(Data listing)
--- --- ---
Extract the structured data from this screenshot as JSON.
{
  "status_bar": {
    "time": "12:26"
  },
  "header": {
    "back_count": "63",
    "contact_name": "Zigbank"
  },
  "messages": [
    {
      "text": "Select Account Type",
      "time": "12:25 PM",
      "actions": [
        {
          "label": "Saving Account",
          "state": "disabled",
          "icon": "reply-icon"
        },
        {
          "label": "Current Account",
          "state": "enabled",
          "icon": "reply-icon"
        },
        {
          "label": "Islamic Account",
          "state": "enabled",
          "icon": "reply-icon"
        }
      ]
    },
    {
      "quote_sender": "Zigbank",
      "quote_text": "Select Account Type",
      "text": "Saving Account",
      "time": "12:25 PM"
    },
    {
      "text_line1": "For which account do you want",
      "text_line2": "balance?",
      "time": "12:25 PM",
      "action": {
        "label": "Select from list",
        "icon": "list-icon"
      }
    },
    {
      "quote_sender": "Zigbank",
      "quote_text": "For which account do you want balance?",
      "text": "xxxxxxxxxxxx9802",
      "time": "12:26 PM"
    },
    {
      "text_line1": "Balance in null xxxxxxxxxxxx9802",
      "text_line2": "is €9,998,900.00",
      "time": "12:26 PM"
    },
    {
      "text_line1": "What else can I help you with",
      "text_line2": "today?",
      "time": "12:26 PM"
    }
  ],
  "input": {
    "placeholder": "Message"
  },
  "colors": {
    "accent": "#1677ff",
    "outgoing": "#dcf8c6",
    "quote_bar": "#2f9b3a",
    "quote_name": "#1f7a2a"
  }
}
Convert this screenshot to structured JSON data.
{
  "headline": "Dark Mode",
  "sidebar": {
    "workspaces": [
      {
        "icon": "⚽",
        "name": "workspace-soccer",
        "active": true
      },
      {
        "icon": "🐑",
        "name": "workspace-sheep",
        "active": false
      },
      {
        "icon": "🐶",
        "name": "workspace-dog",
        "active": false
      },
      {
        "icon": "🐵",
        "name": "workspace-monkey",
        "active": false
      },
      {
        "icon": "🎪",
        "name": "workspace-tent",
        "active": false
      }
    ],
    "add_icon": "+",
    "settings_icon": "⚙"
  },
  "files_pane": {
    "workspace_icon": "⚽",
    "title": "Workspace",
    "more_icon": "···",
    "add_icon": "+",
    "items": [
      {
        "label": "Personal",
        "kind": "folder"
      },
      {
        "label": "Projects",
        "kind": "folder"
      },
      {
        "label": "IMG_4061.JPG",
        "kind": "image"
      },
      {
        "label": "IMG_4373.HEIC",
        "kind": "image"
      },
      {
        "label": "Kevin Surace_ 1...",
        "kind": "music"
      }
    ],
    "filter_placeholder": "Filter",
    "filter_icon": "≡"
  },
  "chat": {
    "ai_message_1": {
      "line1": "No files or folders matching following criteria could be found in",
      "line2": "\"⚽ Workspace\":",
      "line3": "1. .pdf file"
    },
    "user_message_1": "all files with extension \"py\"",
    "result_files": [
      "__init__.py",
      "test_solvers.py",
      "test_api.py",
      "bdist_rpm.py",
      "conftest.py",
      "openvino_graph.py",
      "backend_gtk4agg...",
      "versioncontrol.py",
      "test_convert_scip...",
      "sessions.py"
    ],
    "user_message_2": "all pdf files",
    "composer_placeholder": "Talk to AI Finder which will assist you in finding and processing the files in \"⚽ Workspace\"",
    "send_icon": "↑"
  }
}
--- --- ---
## SHORT PROBLEM
Give back all the data exactly as written.

## ANSWER FOR THE TASK
Extract the structured data from this screenshot as JSON.
{
  "status_bar": {
    "time": "12:26"
  },
  "header": {
    "back_count": "63",
    "contact_name": "Zigbank"
  },
  "messages": [
    {
      "text": "Select Account Type",
      "time": "12:25 PM",
      "actions": [
        {
          "label": "Saving Account",
          "state": "disabled",
          "icon": "reply-icon"
        },
        {
          "label": "Current Account",
          "state": "enabled",
          "icon": "reply-icon"
        },
        {
          "label": "Islamic Account",
          "state": "enabled",
          "icon": "reply-icon"
        }
      ]
    },
    {
      "quote_sender": "Zigbank",
      "quote_text": "Select Account Type",
      "text": "Saving Account",
      "time": "12:25 PM"
    },
    {
      "text_line1": "For which account do you want",
      "text_line2": "balance?",
      "time": "12:25 PM",
      "action": {
        "label": "Select from list",
        "icon": "list-icon"
      }
    },
    {
      "quote_sender": "Zigbank",
      "quote_text": "For which account do you want balance?",
      "text": "xxxxxxxxxxxx9802",
      "time": "12:26 PM"
    },
    {
      "text_line1": "Balance in null xxxxxxxxxxxx9802",
      "text_line2": "is €9,998,900.00",
      "time": "12:26 PM"
    },
    {
      "text_line1": "What else can I help you with",
      "text_line2": "today?",
      "time": "12:26 PM"
    }
  ],
  "input": {
    "placeholder": "Message"
  },
  "colors": {
    "accent": "#1677ff",
    "outgoing": "#dcf8c6",
    "quote_bar": "#2f9b3a",
    "quote_name": "#1f7a2a"
  }
}
Convert this screenshot to structured JSON data.
{
  "headline": "Dark Mode",
  "sidebar": {
    "workspaces": [
      {
        "icon": "⚽",
        "name": "workspace-soccer",
        "active": true
      },
      {
        "icon": "🐑",
        "name": "workspace-sheep",
        "active": false
      },
      {
        "icon": "🐶",
        "name": "workspace-dog",
        "active": false
      },
      {
        "icon": "🐵",
        "name": "workspace-monkey",
        "active": false
      },
      {
        "icon": "🎪",
        "name": "workspace-tent",
        "active": false
      }
    ],
    "add_icon": "+",
    "settings_icon": "⚙"
  },
  "files_pane": {
    "workspace_icon": "⚽",
    "title": "Workspace",
    "more_icon": "···",
    "add_icon": "+",
    "items": [
      {
        "label": "Personal",
        "kind": "folder"
      },
      {
        "label": "Projects",
        "kind": "folder"
      },
      {
        "label": "IMG_4061.JPG",
        "kind": "image"
      },
      {
        "label": "IMG_4373.HEIC",
        "kind": "image"
      },
      {
        "label": "Kevin Surace_ 1...",
        "kind": "music"
      }
    ],
    "filter_placeholder": "Filter",
    "filter_icon": "≡"
  },
  "chat": {
    "ai_message_1": {
      "line1": "No files or folders matching following criteria could be found in",
      "line2": "\"⚽ Workspace\":",
      "line3": "1. .pdf file"
    },
    "user_message_1": "all files with extension \"py\"",
    "result_files": [
      "__init__.py",
      "test_solvers.py",
      "test_api.py",
      "bdist_rpm.py",
      "conftest.py",
      "openvino_graph.py",
      "backend_gtk4agg...",
      "versioncontrol.py",
      "test_convert_scip...",
      "sessions.py"
    ],
    "user_message_2": "all pdf files",
    "composer_placeholder": "Talk to AI Finder which will assist you in finding and processing the files in \"⚽ Workspace\"",
    "send_icon": "↑"
  }
}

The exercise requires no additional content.